Records:
Start
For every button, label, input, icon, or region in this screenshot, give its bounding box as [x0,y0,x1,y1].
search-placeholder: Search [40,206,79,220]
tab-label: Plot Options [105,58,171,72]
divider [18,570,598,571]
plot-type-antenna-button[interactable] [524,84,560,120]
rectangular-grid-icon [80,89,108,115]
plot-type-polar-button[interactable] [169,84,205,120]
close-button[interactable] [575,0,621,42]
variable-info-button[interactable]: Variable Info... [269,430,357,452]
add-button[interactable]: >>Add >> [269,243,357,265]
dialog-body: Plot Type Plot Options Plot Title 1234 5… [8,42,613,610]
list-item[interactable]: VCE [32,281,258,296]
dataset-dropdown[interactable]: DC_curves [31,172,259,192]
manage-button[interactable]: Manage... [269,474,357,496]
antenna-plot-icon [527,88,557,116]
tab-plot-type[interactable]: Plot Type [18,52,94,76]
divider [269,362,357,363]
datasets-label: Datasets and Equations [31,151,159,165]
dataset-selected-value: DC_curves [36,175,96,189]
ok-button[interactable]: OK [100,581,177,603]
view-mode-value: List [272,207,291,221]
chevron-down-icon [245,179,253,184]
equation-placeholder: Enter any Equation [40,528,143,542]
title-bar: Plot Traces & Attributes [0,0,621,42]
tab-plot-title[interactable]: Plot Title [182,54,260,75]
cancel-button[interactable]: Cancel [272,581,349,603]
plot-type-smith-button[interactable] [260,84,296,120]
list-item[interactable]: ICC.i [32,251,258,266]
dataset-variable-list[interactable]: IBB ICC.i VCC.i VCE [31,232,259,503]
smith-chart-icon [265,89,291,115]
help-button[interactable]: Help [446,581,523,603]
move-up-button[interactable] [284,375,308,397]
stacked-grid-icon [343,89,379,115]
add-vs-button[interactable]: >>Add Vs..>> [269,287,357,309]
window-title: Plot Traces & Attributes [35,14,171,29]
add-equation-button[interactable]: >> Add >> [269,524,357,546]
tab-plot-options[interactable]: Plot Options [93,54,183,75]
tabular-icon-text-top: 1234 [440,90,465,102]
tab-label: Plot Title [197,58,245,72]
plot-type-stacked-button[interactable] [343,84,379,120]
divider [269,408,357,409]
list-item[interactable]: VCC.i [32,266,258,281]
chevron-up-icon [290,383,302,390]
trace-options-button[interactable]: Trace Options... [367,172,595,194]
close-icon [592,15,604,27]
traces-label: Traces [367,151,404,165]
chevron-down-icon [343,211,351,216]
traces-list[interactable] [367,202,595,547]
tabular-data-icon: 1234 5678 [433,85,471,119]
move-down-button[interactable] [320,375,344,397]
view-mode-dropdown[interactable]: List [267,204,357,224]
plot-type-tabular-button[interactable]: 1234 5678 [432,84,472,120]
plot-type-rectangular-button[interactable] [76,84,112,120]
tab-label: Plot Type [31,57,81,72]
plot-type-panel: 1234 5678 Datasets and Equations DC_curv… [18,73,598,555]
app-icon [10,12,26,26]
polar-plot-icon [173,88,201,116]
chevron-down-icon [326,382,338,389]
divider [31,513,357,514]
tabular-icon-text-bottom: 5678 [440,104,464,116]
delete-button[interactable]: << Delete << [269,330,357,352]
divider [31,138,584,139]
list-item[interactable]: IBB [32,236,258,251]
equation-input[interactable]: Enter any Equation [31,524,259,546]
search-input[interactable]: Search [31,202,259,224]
End
#### PROBLEM:
Copy the records above word for word, from the start through the line containing "datasets-label: Datasets and".

#### OUTPUT BELOW:
For every button, label, input, icon, or region in this screenshot, give its bounding box as [x0,y0,x1,y1].
search-placeholder: Search [40,206,79,220]
tab-label: Plot Options [105,58,171,72]
divider [18,570,598,571]
plot-type-antenna-button[interactable] [524,84,560,120]
rectangular-grid-icon [80,89,108,115]
plot-type-polar-button[interactable] [169,84,205,120]
close-button[interactable] [575,0,621,42]
variable-info-button[interactable]: Variable Info... [269,430,357,452]
add-button[interactable]: >>Add >> [269,243,357,265]
dialog-body: Plot Type Plot Options Plot Title 1234 5… [8,42,613,610]
list-item[interactable]: VCE [32,281,258,296]
dataset-dropdown[interactable]: DC_curves [31,172,259,192]
manage-button[interactable]: Manage... [269,474,357,496]
antenna-plot-icon [527,88,557,116]
tab-plot-type[interactable]: Plot Type [18,52,94,76]
divider [269,362,357,363]
datasets-label: Datasets and Equations [31,151,159,165]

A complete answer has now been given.